Work to complete: Every record must be repeated exactly, with no omission.
== Exercise data
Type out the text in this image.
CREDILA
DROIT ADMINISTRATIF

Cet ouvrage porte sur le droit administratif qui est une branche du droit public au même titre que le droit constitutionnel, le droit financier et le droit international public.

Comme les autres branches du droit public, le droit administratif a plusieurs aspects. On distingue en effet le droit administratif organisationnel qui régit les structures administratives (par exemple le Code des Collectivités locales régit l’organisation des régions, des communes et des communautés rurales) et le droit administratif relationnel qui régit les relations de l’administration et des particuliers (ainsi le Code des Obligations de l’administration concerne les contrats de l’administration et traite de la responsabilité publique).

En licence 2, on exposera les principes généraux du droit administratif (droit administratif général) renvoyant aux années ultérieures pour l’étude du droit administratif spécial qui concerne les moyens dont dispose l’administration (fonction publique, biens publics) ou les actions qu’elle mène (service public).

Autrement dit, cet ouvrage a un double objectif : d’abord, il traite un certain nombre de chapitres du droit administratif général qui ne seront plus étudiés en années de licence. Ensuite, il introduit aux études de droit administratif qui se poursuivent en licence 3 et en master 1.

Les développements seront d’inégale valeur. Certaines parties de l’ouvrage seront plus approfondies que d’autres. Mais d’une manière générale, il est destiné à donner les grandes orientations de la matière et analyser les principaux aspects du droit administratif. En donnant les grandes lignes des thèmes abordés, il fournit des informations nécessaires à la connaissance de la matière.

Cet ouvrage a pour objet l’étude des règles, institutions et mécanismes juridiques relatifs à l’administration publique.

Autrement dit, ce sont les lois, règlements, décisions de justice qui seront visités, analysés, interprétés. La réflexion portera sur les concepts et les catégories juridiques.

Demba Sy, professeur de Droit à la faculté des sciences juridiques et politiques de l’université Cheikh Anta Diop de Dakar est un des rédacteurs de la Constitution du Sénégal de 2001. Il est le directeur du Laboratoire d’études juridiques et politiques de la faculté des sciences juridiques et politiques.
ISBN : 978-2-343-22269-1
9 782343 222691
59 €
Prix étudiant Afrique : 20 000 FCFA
====
Output below:
Type out the text in this image.
CREDILA
DROIT ADMINISTRATIF

Cet ouvrage porte sur le droit administratif qui est une branche du droit public au même titre que le droit constitutionnel, le droit financier et le droit international public.

Comme les autres branches du droit public, le droit administratif a plusieurs aspects. On distingue en effet le droit administratif organisationnel qui régit les structures administratives (par exemple le Code des Collectivités locales régit l’organisation des régions, des communes et des communautés rurales) et le droit administratif relationnel qui régit les relations de l’administration et des particuliers (ainsi le Code des Obligations de l’administration concerne les contrats de l’administration et traite de la responsabilité publique).

En licence 2, on exposera les principes généraux du droit administratif (droit administratif général) renvoyant aux années ultérieures pour l’étude du droit administratif spécial qui concerne les moyens dont dispose l’administration (fonction publique, biens publics) ou les actions qu’elle mène (service public).

Autrement dit, cet ouvrage a un double objectif : d’abord, il traite un certain nombre de chapitres du droit administratif général qui ne seront plus étudiés en années de licence. Ensuite, il introduit aux études de droit administratif qui se poursuivent en licence 3 et en master 1.

Les développements seront d’inégale valeur. Certaines parties de l’ouvrage seront plus approfondies que d’autres. Mais d’une manière générale, il est destiné à donner les grandes orientations de la matière et analyser les principaux aspects du droit administratif. En donnant les grandes lignes des thèmes abordés, il fournit des informations nécessaires à la connaissance de la matière.

Cet ouvrage a pour objet l’étude des règles, institutions et mécanismes juridiques relatifs à l’administration publique.

Autrement dit, ce sont les lois, règlements, décisions de justice qui seront visités, analysés, interprétés. La réflexion portera sur les concepts et les catégories juridiques.

Demba Sy, professeur de Droit à la faculté des sciences juridiques et politiques de l’université Cheikh Anta Diop de Dakar est un des rédacteurs de la Constitution du Sénégal de 2001. Il est le directeur du Laboratoire d’études juridiques et politiques de la faculté des sciences juridiques et politiques.
ISBN : 978-2-343-22269-1
9 782343 222691
59 €
Prix étudiant Afrique : 20 000 FCFA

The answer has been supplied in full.